**Required work**
Copy every line from the material below that holds "color".

**Data listing**
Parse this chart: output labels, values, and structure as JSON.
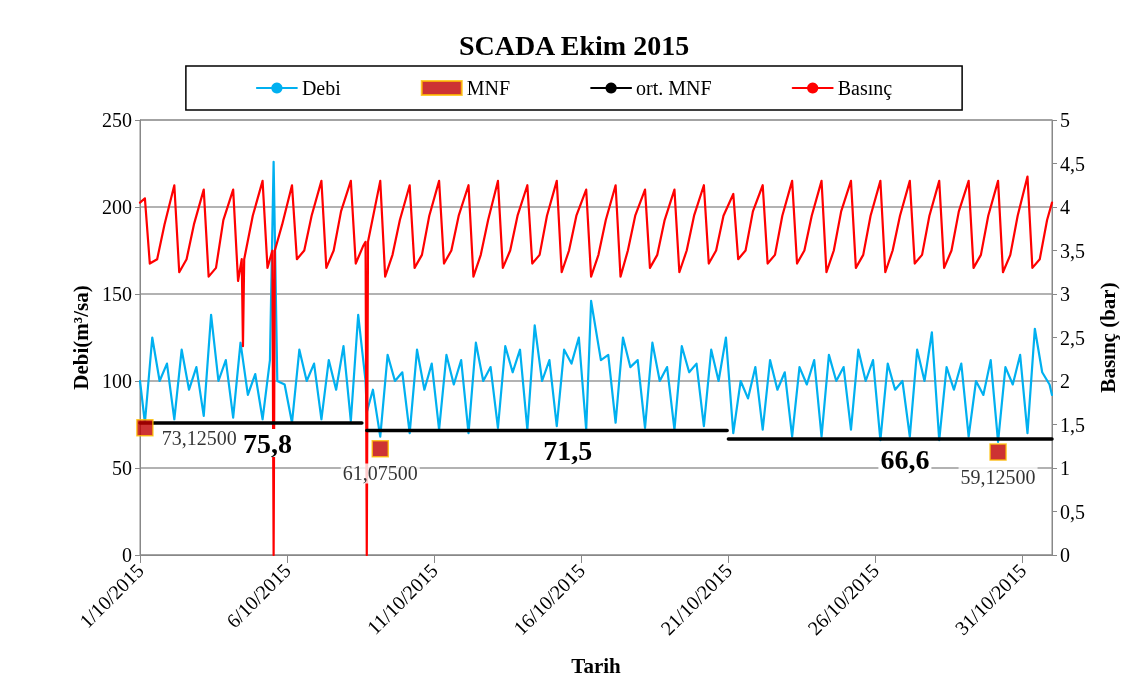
{
  "chart_data": {
    "type": "line",
    "title": "SCADA Ekim 2015",
    "xlabel": "Tarih",
    "ylabel": "Debi(m³/sa)",
    "y2label": "Basınç (bar)",
    "xlim": [
      "2015-10-01",
      "2015-11-01"
    ],
    "xticks": [
      {
        "value": "2015-10-01",
        "label": "1/10/2015"
      },
      {
        "value": "2015-10-06",
        "label": "6/10/2015"
      },
      {
        "value": "2015-10-11",
        "label": "11/10/2015"
      },
      {
        "value": "2015-10-16",
        "label": "16/10/2015"
      },
      {
        "value": "2015-10-21",
        "label": "21/10/2015"
      },
      {
        "value": "2015-10-26",
        "label": "26/10/2015"
      },
      {
        "value": "2015-10-31",
        "label": "31/10/2015"
      }
    ],
    "ylim": [
      0,
      250
    ],
    "yticks": [
      0,
      50,
      100,
      150,
      200,
      250
    ],
    "y2lim": [
      0,
      5
    ],
    "y2ticks": [
      0,
      {
        "value": 0.5,
        "label": "0,5"
      },
      1,
      {
        "value": 1.5,
        "label": "1,5"
      },
      2,
      {
        "value": 2.5,
        "label": "2,5"
      },
      3,
      {
        "value": 3.5,
        "label": "3,5"
      },
      4,
      {
        "value": 4.5,
        "label": "4,5"
      },
      5
    ],
    "grid": "y",
    "legend": "top",
    "marker": "none",
    "line_style": "solid",
    "series": [
      {
        "name": "Debi",
        "color": "#00b0f0",
        "x": [
          "2015-10-01T00:00",
          "2015-10-01T04:00",
          "2015-10-01T10:00",
          "2015-10-01T16:00",
          "2015-10-01T22:00",
          "2015-10-02T04:00",
          "2015-10-02T10:00",
          "2015-10-02T16:00",
          "2015-10-02T22:00",
          "2015-10-03T04:00",
          "2015-10-03T10:00",
          "2015-10-03T16:00",
          "2015-10-03T22:00",
          "2015-10-04T04:00",
          "2015-10-04T10:00",
          "2015-10-04T16:00",
          "2015-10-04T22:00",
          "2015-10-05T04:00",
          "2015-10-05T10:00",
          "2015-10-05T13:00",
          "2015-10-05T16:00",
          "2015-10-05T22:00",
          "2015-10-06T04:00",
          "2015-10-06T10:00",
          "2015-10-06T16:00",
          "2015-10-06T22:00",
          "2015-10-07T04:00",
          "2015-10-07T10:00",
          "2015-10-07T16:00",
          "2015-10-07T22:00",
          "2015-10-08T04:00",
          "2015-10-08T10:00",
          "2015-10-08T16:00",
          "2015-10-08T17:00",
          "2015-10-08T22:00",
          "2015-10-09T04:00",
          "2015-10-09T10:00",
          "2015-10-09T16:00",
          "2015-10-09T22:00",
          "2015-10-10T04:00",
          "2015-10-10T10:00",
          "2015-10-10T16:00",
          "2015-10-10T22:00",
          "2015-10-11T04:00",
          "2015-10-11T10:00",
          "2015-10-11T16:00",
          "2015-10-11T22:00",
          "2015-10-12T04:00",
          "2015-10-12T10:00",
          "2015-10-12T16:00",
          "2015-10-12T22:00",
          "2015-10-13T04:00",
          "2015-10-13T10:00",
          "2015-10-13T16:00",
          "2015-10-13T22:00",
          "2015-10-14T04:00",
          "2015-10-14T10:00",
          "2015-10-14T16:00",
          "2015-10-14T22:00",
          "2015-10-15T04:00",
          "2015-10-15T10:00",
          "2015-10-15T16:00",
          "2015-10-15T22:00",
          "2015-10-16T04:00",
          "2015-10-16T08:00",
          "2015-10-16T16:00",
          "2015-10-16T22:00",
          "2015-10-17T04:00",
          "2015-10-17T10:00",
          "2015-10-17T16:00",
          "2015-10-17T22:00",
          "2015-10-18T04:00",
          "2015-10-18T10:00",
          "2015-10-18T16:00",
          "2015-10-18T22:00",
          "2015-10-19T04:00",
          "2015-10-19T10:00",
          "2015-10-19T16:00",
          "2015-10-19T22:00",
          "2015-10-20T04:00",
          "2015-10-20T10:00",
          "2015-10-20T16:00",
          "2015-10-20T22:00",
          "2015-10-21T04:00",
          "2015-10-21T10:00",
          "2015-10-21T16:00",
          "2015-10-21T22:00",
          "2015-10-22T04:00",
          "2015-10-22T10:00",
          "2015-10-22T16:00",
          "2015-10-22T22:00",
          "2015-10-23T04:00",
          "2015-10-23T10:00",
          "2015-10-23T16:00",
          "2015-10-23T22:00",
          "2015-10-24T04:00",
          "2015-10-24T10:00",
          "2015-10-24T16:00",
          "2015-10-24T22:00",
          "2015-10-25T04:00",
          "2015-10-25T10:00",
          "2015-10-25T16:00",
          "2015-10-25T22:00",
          "2015-10-26T04:00",
          "2015-10-26T10:00",
          "2015-10-26T16:00",
          "2015-10-26T22:00",
          "2015-10-27T04:00",
          "2015-10-27T10:00",
          "2015-10-27T16:00",
          "2015-10-27T22:00",
          "2015-10-28T04:00",
          "2015-10-28T10:00",
          "2015-10-28T16:00",
          "2015-10-28T22:00",
          "2015-10-29T04:00",
          "2015-10-29T10:00",
          "2015-10-29T16:00",
          "2015-10-29T22:00",
          "2015-10-30T04:00",
          "2015-10-30T10:00",
          "2015-10-30T16:00",
          "2015-10-30T22:00",
          "2015-10-31T04:00",
          "2015-10-31T10:00",
          "2015-10-31T16:00",
          "2015-10-31T22:00",
          "2015-11-01T00:00"
        ],
        "values": [
          100,
          76,
          125,
          100,
          110,
          78,
          118,
          95,
          108,
          80,
          138,
          100,
          112,
          79,
          122,
          92,
          104,
          78,
          112,
          226,
          100,
          98,
          76,
          118,
          100,
          110,
          78,
          112,
          95,
          120,
          77,
          138,
          100,
          82,
          95,
          68,
          115,
          100,
          105,
          70,
          118,
          95,
          110,
          72,
          115,
          98,
          112,
          70,
          122,
          100,
          108,
          73,
          120,
          105,
          118,
          72,
          132,
          100,
          112,
          74,
          118,
          110,
          125,
          72,
          146,
          112,
          115,
          76,
          125,
          108,
          112,
          73,
          122,
          100,
          108,
          72,
          120,
          105,
          110,
          74,
          118,
          100,
          125,
          70,
          100,
          90,
          108,
          72,
          112,
          95,
          105,
          68,
          108,
          98,
          112,
          68,
          115,
          100,
          108,
          72,
          118,
          100,
          112,
          66,
          110,
          95,
          100,
          68,
          118,
          100,
          128,
          66,
          108,
          95,
          110,
          68,
          100,
          92,
          112,
          65,
          108,
          98,
          115,
          70,
          130,
          105,
          98,
          92
        ]
      },
      {
        "name": "MNF",
        "type": "scatter",
        "marker": "square",
        "color": "#c00000",
        "x": [
          "2015-10-01T04:00",
          "2015-10-09T04:00",
          "2015-10-30T04:00"
        ],
        "values": [
          73.125,
          61.075,
          59.125
        ],
        "value_labels": [
          "73,12500",
          "61,07500",
          "59,12500"
        ]
      },
      {
        "name": "ort. MNF",
        "type": "line",
        "color": "#000000",
        "x": [
          "2015-10-01T00:00",
          "2015-10-05T08:00",
          "2015-10-08T13:00",
          "2015-10-08T15:00",
          "2015-10-08T17:00",
          "2015-10-15T13:00",
          "2015-10-20T23:00",
          "2015-10-20T23:30",
          "2015-10-21T00:00",
          "2015-10-27T00:00",
          "2015-11-01T00:00"
        ],
        "values": [
          75.8,
          75.8,
          75.8,
          null,
          71.5,
          71.5,
          71.5,
          null,
          66.6,
          66.6,
          66.6
        ],
        "value_labels": [
          null,
          "75,8",
          null,
          null,
          null,
          "71,5",
          null,
          null,
          null,
          "66,6",
          null
        ]
      },
      {
        "name": "Basınç",
        "axis": "y2",
        "color": "#ff0000",
        "x": [
          "2015-10-01T00:00",
          "2015-10-01T04:00",
          "2015-10-01T08:00",
          "2015-10-01T14:00",
          "2015-10-01T20:00",
          "2015-10-02T04:00",
          "2015-10-02T08:00",
          "2015-10-02T14:00",
          "2015-10-02T20:00",
          "2015-10-03T04:00",
          "2015-10-03T08:00",
          "2015-10-03T14:00",
          "2015-10-03T20:00",
          "2015-10-04T04:00",
          "2015-10-04T08:00",
          "2015-10-04T11:00",
          "2015-10-04T12:00",
          "2015-10-04T13:00",
          "2015-10-04T20:00",
          "2015-10-05T04:00",
          "2015-10-05T08:00",
          "2015-10-05T12:00",
          "2015-10-05T13:00",
          "2015-10-05T14:00",
          "2015-10-05T20:00",
          "2015-10-06T04:00",
          "2015-10-06T08:00",
          "2015-10-06T14:00",
          "2015-10-06T20:00",
          "2015-10-07T04:00",
          "2015-10-07T08:00",
          "2015-10-07T14:00",
          "2015-10-07T20:00",
          "2015-10-08T04:00",
          "2015-10-08T08:00",
          "2015-10-08T14:00",
          "2015-10-08T16:00",
          "2015-10-08T17:00",
          "2015-10-08T18:00",
          "2015-10-09T04:00",
          "2015-10-09T08:00",
          "2015-10-09T14:00",
          "2015-10-09T20:00",
          "2015-10-10T04:00",
          "2015-10-10T08:00",
          "2015-10-10T14:00",
          "2015-10-10T20:00",
          "2015-10-11T04:00",
          "2015-10-11T08:00",
          "2015-10-11T14:00",
          "2015-10-11T20:00",
          "2015-10-12T04:00",
          "2015-10-12T08:00",
          "2015-10-12T14:00",
          "2015-10-12T20:00",
          "2015-10-13T04:00",
          "2015-10-13T08:00",
          "2015-10-13T14:00",
          "2015-10-13T20:00",
          "2015-10-14T04:00",
          "2015-10-14T08:00",
          "2015-10-14T14:00",
          "2015-10-14T20:00",
          "2015-10-15T04:00",
          "2015-10-15T08:00",
          "2015-10-15T14:00",
          "2015-10-15T20:00",
          "2015-10-16T04:00",
          "2015-10-16T08:00",
          "2015-10-16T14:00",
          "2015-10-16T20:00",
          "2015-10-17T04:00",
          "2015-10-17T08:00",
          "2015-10-17T14:00",
          "2015-10-17T20:00",
          "2015-10-18T04:00",
          "2015-10-18T08:00",
          "2015-10-18T14:00",
          "2015-10-18T20:00",
          "2015-10-19T04:00",
          "2015-10-19T08:00",
          "2015-10-19T14:00",
          "2015-10-19T20:00",
          "2015-10-20T04:00",
          "2015-10-20T08:00",
          "2015-10-20T14:00",
          "2015-10-20T20:00",
          "2015-10-21T04:00",
          "2015-10-21T08:00",
          "2015-10-21T14:00",
          "2015-10-21T20:00",
          "2015-10-22T04:00",
          "2015-10-22T08:00",
          "2015-10-22T14:00",
          "2015-10-22T20:00",
          "2015-10-23T04:00",
          "2015-10-23T08:00",
          "2015-10-23T14:00",
          "2015-10-23T20:00",
          "2015-10-24T04:00",
          "2015-10-24T08:00",
          "2015-10-24T14:00",
          "2015-10-24T20:00",
          "2015-10-25T04:00",
          "2015-10-25T08:00",
          "2015-10-25T14:00",
          "2015-10-25T20:00",
          "2015-10-26T04:00",
          "2015-10-26T08:00",
          "2015-10-26T14:00",
          "2015-10-26T20:00",
          "2015-10-27T04:00",
          "2015-10-27T08:00",
          "2015-10-27T14:00",
          "2015-10-27T20:00",
          "2015-10-28T04:00",
          "2015-10-28T08:00",
          "2015-10-28T14:00",
          "2015-10-28T20:00",
          "2015-10-29T04:00",
          "2015-10-29T08:00",
          "2015-10-29T14:00",
          "2015-10-29T20:00",
          "2015-10-30T04:00",
          "2015-10-30T08:00",
          "2015-10-30T14:00",
          "2015-10-30T20:00",
          "2015-10-31T04:00",
          "2015-10-31T08:00",
          "2015-10-31T14:00",
          "2015-10-31T20:00",
          "2015-11-01T00:00"
        ],
        "values": [
          4.05,
          4.1,
          3.35,
          3.4,
          3.8,
          4.25,
          3.25,
          3.4,
          3.8,
          4.2,
          3.2,
          3.3,
          3.85,
          4.2,
          3.15,
          3.4,
          2.4,
          3.4,
          3.9,
          4.3,
          3.3,
          3.5,
          0,
          3.5,
          3.8,
          4.25,
          3.4,
          3.5,
          3.9,
          4.3,
          3.3,
          3.5,
          3.95,
          4.3,
          3.35,
          3.55,
          3.6,
          0,
          3.6,
          4.3,
          3.2,
          3.45,
          3.85,
          4.25,
          3.3,
          3.45,
          3.9,
          4.3,
          3.35,
          3.5,
          3.9,
          4.25,
          3.2,
          3.45,
          3.85,
          4.3,
          3.3,
          3.5,
          3.9,
          4.25,
          3.35,
          3.45,
          3.9,
          4.3,
          3.25,
          3.5,
          3.9,
          4.2,
          3.2,
          3.45,
          3.85,
          4.25,
          3.2,
          3.5,
          3.9,
          4.2,
          3.3,
          3.45,
          3.85,
          4.2,
          3.25,
          3.5,
          3.9,
          4.25,
          3.35,
          3.5,
          3.9,
          4.15,
          3.4,
          3.5,
          3.95,
          4.25,
          3.35,
          3.45,
          3.9,
          4.3,
          3.35,
          3.5,
          3.9,
          4.3,
          3.25,
          3.5,
          3.95,
          4.3,
          3.3,
          3.45,
          3.9,
          4.3,
          3.25,
          3.5,
          3.9,
          4.3,
          3.35,
          3.45,
          3.9,
          4.3,
          3.3,
          3.5,
          3.95,
          4.3,
          3.3,
          3.45,
          3.9,
          4.3,
          3.25,
          3.45,
          3.9,
          4.35,
          3.3,
          3.4,
          3.85,
          4.05
        ]
      }
    ]
  }
}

**Task solution**
        "color": "#00b0f0",
        "color": "#c00000",
        "color": "#000000",
        "color": "#ff0000",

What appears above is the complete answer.